------ MATERIAL

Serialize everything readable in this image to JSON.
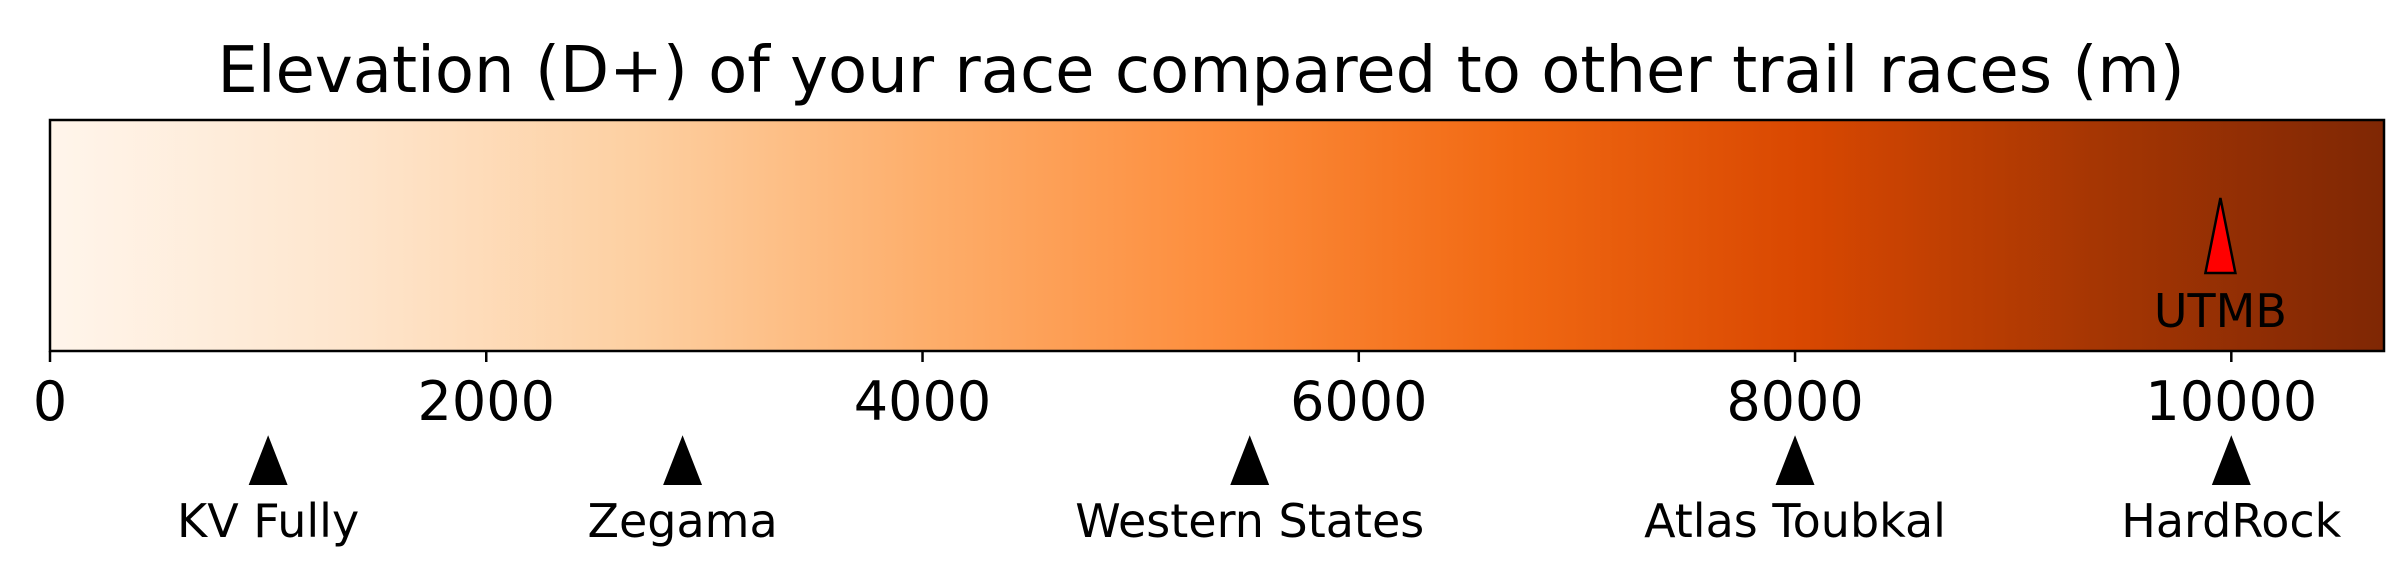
{
  "chart_data": {
    "type": "colorbar",
    "title": "Elevation (D+) of your race compared to other trail races (m)",
    "xlim": [
      0,
      10700
    ],
    "ticks": [
      0,
      2000,
      4000,
      6000,
      8000,
      10000
    ],
    "tick_labels": [
      "0",
      "2000",
      "4000",
      "6000",
      "8000",
      "10000"
    ],
    "colormap": [
      "#fff5eb",
      "#fee6ce",
      "#fdd0a2",
      "#fdae6b",
      "#fd8d3c",
      "#f16913",
      "#d94801",
      "#a63603",
      "#7f2704"
    ],
    "your_race": {
      "label": "UTMB",
      "value": 9950,
      "color": "#ff0000"
    },
    "reference_races": [
      {
        "label": "KV Fully",
        "value": 1000
      },
      {
        "label": "Zegama",
        "value": 2900
      },
      {
        "label": "Western States",
        "value": 5500
      },
      {
        "label": "Atlas Toubkal",
        "value": 8000
      },
      {
        "label": "HardRock",
        "value": 10000
      }
    ],
    "grid": false,
    "legend": "none"
  }
}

------------

Reproduce every record above exactly, omitting the pictures.

* WRITTEN RESPONSE:
Serialize everything readable in this image to JSON.
{
  "chart_data": {
    "type": "colorbar",
    "title": "Elevation (D+) of your race compared to other trail races (m)",
    "xlim": [
      0,
      10700
    ],
    "ticks": [
      0,
      2000,
      4000,
      6000,
      8000,
      10000
    ],
    "tick_labels": [
      "0",
      "2000",
      "4000",
      "6000",
      "8000",
      "10000"
    ],
    "colormap": [
      "#fff5eb",
      "#fee6ce",
      "#fdd0a2",
      "#fdae6b",
      "#fd8d3c",
      "#f16913",
      "#d94801",
      "#a63603",
      "#7f2704"
    ],
    "your_race": {
      "label": "UTMB",
      "value": 9950,
      "color": "#ff0000"
    },
    "reference_races": [
      {
        "label": "KV Fully",
        "value": 1000
      },
      {
        "label": "Zegama",
        "value": 2900
      },
      {
        "label": "Western States",
        "value": 5500
      },
      {
        "label": "Atlas Toubkal",
        "value": 8000
      },
      {
        "label": "HardRock",
        "value": 10000
      }
    ],
    "grid": false,
    "legend": "none"
  }
}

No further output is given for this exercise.